Instructions for the task :: Find the lines holding "манера" and copy them.

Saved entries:
-----
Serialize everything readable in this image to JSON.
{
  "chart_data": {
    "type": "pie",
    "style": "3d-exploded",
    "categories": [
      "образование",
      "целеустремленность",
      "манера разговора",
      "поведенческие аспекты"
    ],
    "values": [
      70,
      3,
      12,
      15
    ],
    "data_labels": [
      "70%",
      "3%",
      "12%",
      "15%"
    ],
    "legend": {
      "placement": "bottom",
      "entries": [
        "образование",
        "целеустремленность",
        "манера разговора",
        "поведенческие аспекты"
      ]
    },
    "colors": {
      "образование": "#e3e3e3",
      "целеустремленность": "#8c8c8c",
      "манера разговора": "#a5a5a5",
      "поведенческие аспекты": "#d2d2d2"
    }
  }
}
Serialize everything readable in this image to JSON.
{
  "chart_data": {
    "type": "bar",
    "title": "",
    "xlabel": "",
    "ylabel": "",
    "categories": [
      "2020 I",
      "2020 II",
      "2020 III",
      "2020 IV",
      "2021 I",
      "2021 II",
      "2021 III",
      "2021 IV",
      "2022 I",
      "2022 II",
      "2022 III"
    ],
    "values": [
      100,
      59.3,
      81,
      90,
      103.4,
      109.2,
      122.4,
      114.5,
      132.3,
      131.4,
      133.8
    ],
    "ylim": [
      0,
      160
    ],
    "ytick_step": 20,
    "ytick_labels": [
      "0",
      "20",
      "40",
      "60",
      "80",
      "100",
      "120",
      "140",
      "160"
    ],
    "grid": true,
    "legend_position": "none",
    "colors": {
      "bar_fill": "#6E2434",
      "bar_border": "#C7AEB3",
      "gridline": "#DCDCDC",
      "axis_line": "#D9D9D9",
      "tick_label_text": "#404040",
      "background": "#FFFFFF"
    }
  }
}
-----
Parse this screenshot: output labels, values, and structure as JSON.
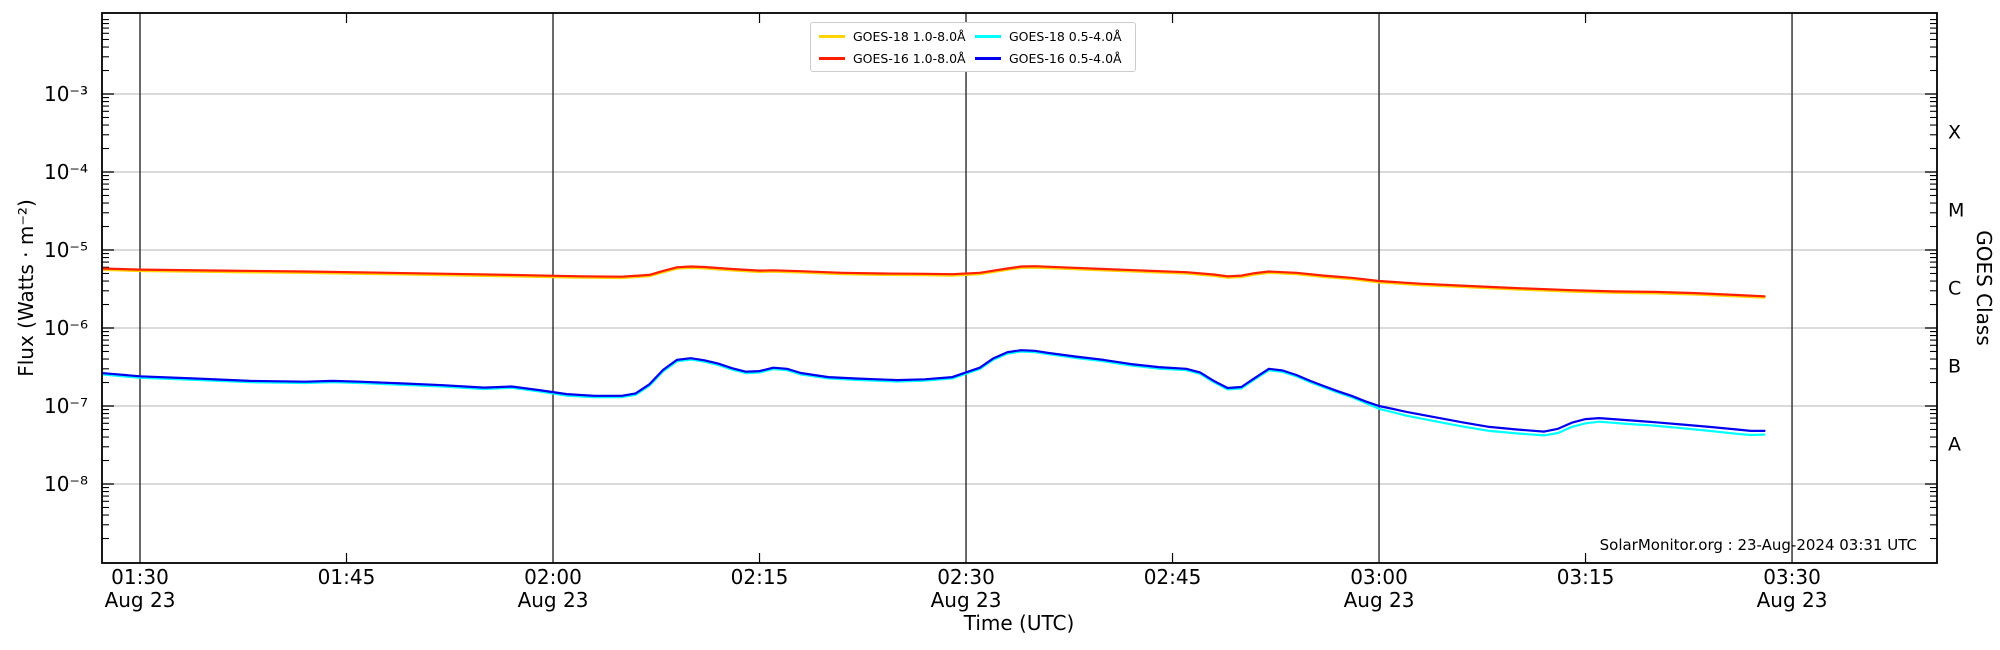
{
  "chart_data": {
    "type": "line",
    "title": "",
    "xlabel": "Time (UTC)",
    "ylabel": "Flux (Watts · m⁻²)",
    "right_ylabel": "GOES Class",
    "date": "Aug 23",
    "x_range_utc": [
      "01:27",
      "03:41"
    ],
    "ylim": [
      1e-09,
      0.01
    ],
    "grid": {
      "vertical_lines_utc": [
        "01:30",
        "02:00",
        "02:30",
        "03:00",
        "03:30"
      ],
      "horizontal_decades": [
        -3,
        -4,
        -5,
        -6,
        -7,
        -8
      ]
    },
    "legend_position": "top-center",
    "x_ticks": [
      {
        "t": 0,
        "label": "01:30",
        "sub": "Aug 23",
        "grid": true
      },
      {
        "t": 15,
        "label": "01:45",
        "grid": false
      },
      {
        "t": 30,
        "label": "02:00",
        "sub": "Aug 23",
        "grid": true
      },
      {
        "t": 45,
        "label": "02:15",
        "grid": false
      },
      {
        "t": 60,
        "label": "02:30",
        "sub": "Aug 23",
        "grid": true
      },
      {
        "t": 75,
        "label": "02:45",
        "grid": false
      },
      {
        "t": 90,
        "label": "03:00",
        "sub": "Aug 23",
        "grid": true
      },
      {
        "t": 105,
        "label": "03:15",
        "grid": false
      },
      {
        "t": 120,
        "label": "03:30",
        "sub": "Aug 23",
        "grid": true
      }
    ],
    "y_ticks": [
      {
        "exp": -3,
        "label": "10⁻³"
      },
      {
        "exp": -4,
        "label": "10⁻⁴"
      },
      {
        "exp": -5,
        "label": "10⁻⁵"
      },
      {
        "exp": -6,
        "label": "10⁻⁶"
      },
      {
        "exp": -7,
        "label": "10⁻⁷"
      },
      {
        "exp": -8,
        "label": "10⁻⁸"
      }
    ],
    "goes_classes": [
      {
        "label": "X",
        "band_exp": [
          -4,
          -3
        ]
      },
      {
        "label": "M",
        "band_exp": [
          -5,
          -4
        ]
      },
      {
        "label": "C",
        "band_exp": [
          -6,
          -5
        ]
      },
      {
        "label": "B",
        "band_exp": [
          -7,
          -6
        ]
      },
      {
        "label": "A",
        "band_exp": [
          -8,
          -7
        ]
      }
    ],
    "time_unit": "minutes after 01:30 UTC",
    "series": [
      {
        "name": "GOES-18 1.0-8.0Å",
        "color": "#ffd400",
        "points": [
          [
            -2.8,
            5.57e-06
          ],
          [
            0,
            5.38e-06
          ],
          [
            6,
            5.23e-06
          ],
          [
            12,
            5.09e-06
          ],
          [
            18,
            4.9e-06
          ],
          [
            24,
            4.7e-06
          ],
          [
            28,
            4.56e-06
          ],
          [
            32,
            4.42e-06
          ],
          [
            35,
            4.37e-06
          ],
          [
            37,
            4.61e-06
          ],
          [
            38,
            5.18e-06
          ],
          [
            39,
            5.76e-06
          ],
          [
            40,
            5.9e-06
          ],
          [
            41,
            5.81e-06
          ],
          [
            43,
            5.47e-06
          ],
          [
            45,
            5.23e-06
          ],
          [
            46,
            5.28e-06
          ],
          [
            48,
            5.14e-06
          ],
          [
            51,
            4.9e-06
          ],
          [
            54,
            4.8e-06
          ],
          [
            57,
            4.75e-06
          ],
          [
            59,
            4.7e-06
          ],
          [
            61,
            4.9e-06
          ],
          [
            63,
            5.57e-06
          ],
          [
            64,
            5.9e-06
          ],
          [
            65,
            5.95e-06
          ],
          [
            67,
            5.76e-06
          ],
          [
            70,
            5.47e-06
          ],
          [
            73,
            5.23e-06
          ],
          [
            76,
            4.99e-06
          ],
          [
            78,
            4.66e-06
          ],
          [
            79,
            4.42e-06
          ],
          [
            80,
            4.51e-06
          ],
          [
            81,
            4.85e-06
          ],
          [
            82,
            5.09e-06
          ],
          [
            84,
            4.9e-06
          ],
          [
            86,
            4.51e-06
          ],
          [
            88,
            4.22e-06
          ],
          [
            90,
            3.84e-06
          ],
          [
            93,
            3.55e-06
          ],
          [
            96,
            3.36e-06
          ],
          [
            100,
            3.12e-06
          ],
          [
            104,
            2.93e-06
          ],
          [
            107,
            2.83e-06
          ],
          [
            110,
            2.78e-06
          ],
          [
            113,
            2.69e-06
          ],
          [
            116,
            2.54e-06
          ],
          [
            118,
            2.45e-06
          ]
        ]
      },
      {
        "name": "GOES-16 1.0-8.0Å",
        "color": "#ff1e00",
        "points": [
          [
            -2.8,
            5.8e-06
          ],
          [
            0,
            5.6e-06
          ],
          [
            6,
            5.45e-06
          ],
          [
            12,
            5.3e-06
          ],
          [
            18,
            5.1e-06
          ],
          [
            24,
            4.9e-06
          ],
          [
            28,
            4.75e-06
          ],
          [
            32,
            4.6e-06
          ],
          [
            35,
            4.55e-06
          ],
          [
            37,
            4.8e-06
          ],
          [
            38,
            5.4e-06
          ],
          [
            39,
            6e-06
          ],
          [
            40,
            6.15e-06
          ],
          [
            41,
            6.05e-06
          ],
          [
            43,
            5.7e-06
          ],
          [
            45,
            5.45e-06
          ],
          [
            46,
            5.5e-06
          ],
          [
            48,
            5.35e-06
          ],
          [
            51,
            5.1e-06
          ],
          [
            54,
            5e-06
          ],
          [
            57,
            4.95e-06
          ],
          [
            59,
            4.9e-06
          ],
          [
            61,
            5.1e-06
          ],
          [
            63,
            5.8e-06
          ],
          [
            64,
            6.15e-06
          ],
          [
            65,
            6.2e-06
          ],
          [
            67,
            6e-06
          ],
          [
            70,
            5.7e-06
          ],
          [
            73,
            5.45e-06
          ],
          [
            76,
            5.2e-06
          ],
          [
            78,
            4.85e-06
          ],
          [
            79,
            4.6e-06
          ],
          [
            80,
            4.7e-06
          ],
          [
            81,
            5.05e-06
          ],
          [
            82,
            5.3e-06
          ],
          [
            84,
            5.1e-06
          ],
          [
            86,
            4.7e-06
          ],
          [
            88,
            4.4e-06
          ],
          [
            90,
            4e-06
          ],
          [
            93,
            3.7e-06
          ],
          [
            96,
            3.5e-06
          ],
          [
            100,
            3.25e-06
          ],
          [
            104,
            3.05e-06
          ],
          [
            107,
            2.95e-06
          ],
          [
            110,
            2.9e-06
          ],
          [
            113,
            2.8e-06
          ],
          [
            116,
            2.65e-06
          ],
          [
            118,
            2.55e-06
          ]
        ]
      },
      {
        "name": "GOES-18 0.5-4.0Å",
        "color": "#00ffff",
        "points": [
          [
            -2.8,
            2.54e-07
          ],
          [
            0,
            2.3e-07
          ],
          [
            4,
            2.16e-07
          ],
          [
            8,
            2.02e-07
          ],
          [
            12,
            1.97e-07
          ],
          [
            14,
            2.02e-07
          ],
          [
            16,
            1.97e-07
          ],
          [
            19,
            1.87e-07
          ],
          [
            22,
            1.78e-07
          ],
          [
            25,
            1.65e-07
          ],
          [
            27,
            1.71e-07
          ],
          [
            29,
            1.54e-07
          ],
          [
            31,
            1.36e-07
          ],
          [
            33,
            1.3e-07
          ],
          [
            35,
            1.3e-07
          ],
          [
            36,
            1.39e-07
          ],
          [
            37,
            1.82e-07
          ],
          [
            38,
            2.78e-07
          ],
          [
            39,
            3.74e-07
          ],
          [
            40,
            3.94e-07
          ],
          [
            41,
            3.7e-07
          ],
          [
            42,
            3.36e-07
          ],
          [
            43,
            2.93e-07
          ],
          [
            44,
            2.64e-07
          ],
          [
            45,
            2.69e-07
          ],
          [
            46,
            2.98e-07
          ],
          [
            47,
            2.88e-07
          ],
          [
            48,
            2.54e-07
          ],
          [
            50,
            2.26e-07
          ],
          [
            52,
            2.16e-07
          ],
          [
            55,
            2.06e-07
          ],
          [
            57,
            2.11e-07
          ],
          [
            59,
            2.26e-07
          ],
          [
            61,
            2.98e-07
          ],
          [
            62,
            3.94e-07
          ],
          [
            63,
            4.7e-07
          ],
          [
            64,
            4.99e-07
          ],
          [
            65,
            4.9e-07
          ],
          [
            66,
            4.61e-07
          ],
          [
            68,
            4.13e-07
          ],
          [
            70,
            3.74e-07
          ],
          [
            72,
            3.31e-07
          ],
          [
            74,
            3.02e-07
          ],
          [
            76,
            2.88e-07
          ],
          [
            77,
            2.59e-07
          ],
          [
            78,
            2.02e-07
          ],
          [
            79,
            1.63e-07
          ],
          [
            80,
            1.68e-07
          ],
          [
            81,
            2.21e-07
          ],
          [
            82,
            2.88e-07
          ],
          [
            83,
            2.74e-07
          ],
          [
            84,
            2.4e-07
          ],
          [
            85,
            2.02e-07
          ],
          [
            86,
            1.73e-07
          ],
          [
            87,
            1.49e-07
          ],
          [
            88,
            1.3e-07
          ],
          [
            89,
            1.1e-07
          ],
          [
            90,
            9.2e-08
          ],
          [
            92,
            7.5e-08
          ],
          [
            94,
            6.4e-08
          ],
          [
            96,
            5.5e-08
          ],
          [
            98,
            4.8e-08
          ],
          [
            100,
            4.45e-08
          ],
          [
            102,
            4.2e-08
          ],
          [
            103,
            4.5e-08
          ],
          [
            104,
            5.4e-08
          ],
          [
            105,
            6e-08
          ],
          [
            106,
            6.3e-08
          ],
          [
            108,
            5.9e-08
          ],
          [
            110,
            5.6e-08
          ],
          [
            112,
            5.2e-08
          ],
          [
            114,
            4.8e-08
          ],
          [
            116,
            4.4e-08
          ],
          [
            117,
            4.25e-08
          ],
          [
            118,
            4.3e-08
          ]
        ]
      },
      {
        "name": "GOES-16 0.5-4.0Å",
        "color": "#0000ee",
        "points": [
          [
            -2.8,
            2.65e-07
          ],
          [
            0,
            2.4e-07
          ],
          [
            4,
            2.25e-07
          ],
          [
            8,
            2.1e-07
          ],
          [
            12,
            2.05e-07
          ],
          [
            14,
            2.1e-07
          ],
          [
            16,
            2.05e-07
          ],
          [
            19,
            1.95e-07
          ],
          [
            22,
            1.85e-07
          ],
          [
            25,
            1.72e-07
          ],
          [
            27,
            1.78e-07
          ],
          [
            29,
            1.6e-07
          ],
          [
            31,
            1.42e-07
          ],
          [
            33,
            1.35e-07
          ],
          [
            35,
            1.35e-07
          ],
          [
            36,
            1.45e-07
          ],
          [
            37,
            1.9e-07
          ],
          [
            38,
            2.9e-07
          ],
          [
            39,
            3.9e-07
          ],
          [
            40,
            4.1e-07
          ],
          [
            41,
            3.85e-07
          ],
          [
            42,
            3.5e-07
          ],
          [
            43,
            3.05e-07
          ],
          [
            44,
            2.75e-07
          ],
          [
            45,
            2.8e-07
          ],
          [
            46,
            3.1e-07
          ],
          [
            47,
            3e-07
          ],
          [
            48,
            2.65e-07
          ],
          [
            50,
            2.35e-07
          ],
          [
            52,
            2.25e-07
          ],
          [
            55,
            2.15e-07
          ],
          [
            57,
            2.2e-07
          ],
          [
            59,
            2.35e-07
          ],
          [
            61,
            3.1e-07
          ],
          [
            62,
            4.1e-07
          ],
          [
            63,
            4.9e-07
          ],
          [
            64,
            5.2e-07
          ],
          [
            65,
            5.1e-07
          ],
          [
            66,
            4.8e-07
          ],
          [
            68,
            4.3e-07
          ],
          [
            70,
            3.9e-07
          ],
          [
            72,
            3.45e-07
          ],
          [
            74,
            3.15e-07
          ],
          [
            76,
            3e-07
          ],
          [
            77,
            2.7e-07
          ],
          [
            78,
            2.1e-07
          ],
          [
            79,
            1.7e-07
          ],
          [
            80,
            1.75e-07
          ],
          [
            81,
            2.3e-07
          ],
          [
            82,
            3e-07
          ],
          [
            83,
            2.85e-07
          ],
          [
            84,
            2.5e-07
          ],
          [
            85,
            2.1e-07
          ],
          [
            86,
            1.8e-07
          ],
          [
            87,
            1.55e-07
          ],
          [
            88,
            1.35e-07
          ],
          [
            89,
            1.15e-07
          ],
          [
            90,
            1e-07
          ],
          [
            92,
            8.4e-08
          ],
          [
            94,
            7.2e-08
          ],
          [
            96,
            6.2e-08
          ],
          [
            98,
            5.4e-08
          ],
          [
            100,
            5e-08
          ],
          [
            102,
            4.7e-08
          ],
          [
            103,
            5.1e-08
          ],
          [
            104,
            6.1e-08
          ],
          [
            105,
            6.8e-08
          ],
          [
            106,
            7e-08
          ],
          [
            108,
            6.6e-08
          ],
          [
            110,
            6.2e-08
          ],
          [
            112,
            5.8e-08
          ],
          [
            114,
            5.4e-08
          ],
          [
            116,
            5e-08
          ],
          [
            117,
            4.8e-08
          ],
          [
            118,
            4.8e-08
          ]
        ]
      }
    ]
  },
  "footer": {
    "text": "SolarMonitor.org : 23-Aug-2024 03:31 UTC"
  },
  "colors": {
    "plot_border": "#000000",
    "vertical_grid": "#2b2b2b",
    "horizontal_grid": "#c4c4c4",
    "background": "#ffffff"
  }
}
-----
Response to the task ::
      "манера разговора",
        "манера разговора",
      "манера разговора": "#a5a5a5",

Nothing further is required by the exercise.